STATED PROBLEM 1
In the news item about Ryanair's bid for Aer Lingus, how did Ryanair describe the evening's news reports?
STATED PROBLEM 2
Carry on the news item about Ryanair's bid for Aer Lingus from its last sentence.
* START PASSAGE *
Ryanair won't comment on Aer Lingus takeover 'speculation'

The airline was responding to claims today that it had proposed a solution to address concerns about its bid for Aer Lingus.

Image: Photocall Ireland

RYANAIR HAS SAID that it will not comment on fresh speculation about its bid for Aer Lingus.

Ryanair tonight reconfirmed that it will not comment on the EU process currently underway in relation to its takeover offer for Aer Lingus.

RTE reported this evening that it was believed the airline had suggested a new solution to address concerns about its bid.

It was reported that this proposed solution would see Aer Lingus vacating routes from Dublin, which would then be filled by large European airlines.

However, Ryanair described this evening’s news reports as “rumour and speculation”, and said it “has no intention on commenting”.
* END PASSAGE *
* START EXCERPTED RECORDS *
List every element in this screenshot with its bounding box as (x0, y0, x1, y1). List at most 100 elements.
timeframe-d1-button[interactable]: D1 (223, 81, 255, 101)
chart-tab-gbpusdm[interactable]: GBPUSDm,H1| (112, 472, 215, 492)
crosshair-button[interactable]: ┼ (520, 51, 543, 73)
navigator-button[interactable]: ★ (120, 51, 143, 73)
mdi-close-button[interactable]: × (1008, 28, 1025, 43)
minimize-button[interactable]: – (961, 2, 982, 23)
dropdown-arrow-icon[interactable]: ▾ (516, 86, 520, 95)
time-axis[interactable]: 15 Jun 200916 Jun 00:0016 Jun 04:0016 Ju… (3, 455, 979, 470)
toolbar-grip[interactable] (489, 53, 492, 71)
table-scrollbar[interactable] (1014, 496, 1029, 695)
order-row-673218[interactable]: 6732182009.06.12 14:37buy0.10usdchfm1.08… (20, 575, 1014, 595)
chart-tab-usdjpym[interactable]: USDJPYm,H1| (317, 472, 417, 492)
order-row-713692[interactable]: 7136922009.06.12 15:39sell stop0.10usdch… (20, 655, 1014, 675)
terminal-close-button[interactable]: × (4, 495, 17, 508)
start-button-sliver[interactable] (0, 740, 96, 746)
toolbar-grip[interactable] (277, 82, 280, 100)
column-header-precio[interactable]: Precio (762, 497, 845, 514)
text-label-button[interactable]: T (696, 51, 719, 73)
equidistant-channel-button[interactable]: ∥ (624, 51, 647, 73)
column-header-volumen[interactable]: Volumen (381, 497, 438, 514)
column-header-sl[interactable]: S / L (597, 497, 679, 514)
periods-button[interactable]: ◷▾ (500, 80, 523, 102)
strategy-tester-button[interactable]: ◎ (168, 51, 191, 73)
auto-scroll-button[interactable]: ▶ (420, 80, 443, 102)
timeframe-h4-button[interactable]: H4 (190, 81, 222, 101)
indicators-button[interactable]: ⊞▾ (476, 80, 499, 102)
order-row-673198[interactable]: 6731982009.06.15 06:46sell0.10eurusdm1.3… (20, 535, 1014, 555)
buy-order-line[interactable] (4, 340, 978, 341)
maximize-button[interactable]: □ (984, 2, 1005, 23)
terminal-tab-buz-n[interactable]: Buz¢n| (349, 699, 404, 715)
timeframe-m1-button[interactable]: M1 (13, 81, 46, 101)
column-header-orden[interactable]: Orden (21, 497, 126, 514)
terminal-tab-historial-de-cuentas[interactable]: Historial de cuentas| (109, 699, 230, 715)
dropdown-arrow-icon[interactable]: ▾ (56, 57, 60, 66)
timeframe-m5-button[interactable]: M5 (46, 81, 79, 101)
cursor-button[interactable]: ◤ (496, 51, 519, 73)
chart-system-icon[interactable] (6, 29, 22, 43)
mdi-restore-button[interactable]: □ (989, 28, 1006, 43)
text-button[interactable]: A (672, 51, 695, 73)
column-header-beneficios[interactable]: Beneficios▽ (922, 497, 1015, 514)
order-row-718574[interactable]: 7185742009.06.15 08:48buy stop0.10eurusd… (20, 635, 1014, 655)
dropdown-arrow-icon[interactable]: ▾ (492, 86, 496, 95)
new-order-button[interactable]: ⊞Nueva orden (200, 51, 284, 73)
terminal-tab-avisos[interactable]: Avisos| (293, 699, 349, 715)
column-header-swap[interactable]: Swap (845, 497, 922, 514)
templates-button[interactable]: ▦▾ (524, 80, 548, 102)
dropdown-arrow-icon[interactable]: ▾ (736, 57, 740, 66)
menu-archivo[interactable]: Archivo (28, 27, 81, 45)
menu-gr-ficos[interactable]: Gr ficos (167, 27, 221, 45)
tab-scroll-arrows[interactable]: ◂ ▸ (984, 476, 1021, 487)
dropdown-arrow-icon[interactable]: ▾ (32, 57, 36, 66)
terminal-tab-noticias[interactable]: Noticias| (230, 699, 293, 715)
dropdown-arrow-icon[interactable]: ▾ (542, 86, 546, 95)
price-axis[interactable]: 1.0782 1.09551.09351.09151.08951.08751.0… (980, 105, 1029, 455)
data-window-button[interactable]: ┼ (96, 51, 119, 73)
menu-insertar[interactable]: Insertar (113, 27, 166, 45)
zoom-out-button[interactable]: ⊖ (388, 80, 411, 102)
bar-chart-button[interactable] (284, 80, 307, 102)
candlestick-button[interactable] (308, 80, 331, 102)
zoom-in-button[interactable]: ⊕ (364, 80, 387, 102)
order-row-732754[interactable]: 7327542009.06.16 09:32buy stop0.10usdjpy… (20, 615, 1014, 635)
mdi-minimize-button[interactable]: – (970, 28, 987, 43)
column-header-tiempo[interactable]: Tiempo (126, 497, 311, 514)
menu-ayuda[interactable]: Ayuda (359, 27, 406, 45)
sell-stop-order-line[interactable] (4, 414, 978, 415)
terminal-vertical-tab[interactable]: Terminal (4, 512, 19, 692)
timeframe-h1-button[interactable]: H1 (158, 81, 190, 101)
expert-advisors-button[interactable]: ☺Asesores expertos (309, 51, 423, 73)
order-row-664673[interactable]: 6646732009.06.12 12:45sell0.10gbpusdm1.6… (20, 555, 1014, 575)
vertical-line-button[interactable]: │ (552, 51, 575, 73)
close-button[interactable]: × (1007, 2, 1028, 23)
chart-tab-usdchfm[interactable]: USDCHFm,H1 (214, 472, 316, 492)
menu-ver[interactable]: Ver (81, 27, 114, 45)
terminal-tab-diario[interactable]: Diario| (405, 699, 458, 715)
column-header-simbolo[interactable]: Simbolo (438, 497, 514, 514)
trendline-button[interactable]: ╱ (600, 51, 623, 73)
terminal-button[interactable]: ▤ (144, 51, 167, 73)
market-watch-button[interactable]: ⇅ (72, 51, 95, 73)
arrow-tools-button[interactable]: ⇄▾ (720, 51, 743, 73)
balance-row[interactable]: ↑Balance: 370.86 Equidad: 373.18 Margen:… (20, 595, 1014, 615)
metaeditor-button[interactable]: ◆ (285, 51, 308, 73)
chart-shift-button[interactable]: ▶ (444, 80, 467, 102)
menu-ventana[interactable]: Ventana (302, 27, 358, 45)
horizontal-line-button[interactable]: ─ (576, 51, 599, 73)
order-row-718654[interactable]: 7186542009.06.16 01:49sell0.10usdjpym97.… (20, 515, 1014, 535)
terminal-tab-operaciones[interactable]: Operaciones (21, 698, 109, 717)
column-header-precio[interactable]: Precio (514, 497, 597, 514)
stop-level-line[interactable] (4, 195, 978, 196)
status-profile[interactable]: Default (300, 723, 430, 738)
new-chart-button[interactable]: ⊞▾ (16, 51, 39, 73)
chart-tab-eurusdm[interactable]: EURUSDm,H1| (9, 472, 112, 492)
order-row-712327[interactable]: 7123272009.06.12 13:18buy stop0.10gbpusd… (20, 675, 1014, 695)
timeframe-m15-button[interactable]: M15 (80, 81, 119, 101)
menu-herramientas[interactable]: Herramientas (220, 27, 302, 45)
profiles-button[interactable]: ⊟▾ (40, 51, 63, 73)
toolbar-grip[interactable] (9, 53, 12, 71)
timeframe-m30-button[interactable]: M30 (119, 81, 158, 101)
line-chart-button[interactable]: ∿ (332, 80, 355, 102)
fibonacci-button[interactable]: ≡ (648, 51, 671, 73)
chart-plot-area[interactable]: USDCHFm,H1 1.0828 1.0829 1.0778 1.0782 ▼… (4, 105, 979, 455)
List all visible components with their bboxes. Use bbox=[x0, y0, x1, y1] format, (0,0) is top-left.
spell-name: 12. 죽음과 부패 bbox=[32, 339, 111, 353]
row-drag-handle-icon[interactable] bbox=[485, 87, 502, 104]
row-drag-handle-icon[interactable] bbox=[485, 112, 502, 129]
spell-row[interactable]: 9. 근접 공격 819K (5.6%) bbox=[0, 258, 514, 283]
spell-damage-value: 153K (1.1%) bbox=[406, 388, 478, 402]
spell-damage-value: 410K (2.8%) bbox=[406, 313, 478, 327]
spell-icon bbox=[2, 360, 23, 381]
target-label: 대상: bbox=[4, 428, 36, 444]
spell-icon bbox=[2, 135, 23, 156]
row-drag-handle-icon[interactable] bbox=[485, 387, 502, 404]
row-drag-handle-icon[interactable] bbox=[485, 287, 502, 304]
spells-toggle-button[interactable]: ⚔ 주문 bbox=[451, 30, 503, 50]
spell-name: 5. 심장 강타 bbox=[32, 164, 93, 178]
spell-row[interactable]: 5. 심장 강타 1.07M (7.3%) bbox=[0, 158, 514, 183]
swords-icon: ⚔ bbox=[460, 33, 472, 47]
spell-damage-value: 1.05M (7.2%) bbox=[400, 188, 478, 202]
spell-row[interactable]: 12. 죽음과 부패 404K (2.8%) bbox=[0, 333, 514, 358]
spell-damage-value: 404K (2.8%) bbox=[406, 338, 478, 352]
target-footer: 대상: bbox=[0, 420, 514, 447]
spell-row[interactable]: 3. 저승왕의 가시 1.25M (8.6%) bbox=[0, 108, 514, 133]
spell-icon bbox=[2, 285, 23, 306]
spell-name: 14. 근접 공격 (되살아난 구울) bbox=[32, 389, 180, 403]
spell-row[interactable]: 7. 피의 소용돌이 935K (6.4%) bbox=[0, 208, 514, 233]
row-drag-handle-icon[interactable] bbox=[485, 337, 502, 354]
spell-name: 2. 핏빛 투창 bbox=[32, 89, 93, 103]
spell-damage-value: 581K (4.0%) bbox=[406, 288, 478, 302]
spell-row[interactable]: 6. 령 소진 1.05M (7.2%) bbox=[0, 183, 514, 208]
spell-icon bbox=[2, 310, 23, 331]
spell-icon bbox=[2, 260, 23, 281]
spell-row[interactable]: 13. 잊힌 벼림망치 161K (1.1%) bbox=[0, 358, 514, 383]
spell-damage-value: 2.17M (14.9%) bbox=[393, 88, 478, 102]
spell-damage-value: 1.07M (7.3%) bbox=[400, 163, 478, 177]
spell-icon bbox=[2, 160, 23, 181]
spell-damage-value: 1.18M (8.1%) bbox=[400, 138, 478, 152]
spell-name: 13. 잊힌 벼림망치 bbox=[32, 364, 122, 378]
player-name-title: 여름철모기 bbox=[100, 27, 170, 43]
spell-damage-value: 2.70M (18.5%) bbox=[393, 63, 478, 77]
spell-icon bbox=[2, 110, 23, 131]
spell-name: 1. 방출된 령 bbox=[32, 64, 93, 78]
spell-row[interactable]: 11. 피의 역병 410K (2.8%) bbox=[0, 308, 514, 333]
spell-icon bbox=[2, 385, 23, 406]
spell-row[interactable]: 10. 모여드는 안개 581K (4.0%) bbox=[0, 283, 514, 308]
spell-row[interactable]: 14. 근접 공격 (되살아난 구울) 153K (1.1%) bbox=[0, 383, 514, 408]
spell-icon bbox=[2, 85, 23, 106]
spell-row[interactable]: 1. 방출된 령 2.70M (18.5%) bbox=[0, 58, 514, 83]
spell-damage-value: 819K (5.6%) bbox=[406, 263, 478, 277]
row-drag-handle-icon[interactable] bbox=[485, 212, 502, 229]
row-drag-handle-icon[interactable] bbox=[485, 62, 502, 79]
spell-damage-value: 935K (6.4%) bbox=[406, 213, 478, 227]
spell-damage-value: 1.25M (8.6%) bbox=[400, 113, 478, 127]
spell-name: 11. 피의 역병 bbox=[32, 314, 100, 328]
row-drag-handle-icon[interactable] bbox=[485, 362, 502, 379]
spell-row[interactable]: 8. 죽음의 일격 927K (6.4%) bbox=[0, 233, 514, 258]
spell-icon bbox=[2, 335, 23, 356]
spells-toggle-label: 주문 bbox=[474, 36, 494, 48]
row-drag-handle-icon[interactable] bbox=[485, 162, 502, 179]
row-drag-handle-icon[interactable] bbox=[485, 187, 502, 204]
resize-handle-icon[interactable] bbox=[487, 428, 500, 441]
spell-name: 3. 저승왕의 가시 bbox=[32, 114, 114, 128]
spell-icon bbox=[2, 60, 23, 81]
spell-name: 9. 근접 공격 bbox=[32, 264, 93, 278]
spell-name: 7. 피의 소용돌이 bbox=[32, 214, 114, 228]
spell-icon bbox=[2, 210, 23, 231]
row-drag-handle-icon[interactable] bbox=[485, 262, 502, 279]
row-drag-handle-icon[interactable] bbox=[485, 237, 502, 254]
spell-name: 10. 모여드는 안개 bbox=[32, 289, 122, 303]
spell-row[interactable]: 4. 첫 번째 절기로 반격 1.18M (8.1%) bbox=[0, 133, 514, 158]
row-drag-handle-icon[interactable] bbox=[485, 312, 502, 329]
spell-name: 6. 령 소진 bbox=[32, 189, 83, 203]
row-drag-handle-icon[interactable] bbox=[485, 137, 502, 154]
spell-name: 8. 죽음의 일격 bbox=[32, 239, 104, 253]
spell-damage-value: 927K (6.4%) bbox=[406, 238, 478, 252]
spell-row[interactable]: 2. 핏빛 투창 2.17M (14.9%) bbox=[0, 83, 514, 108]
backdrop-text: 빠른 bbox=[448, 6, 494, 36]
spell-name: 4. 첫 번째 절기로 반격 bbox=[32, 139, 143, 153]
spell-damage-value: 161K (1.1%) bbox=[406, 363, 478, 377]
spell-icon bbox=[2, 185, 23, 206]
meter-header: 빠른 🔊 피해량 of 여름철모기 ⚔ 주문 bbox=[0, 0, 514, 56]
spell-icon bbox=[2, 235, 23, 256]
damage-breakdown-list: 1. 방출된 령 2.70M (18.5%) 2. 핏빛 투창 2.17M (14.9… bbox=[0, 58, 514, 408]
* END EXCERPTED RECORDS *
FINAL RESULT 1
It called them "rumour and speculation."

FINAL RESULT 2
Ryanair currently holds an almost 30 per cent share in Aer Lingus. It made its first bid to take over Aer Lingus in 2007, but the European Commission rejected it on competition grounds.

Last month, Aer Lingus wrote to shareholders warning them that Ryanair’s takeover bid is “not in their interest”.

“Corporate culture”

Meanwhile, the Irish Airline Pilots’ Association said on the News at One today that the airline had a “corporate culture” that was responsible for three mayday calls being issued on the same day by Ryanair pilots last month.

Ryanair said in response to this that it “has no problem and will cooperate fully with any investigation into the three emergency landings” by Ryanair aircraft in Valencia on July 26.

It said that the three aircraft landed in Valencia some 60 mins after their scheduled arrival time in Madrid having been circling overhead Madrid and Valencia airports under ATC instruction, due to a thunderstorm at Madrid.

All three aircraft landed with reserve fuel of at least 30 mins (300 miles) additional flying – in full compliance with published Boeing and EASA safety requirements.

As required by safety procedures, Ryanair reported these incidents to both the Spanish and Irish aviation authorities.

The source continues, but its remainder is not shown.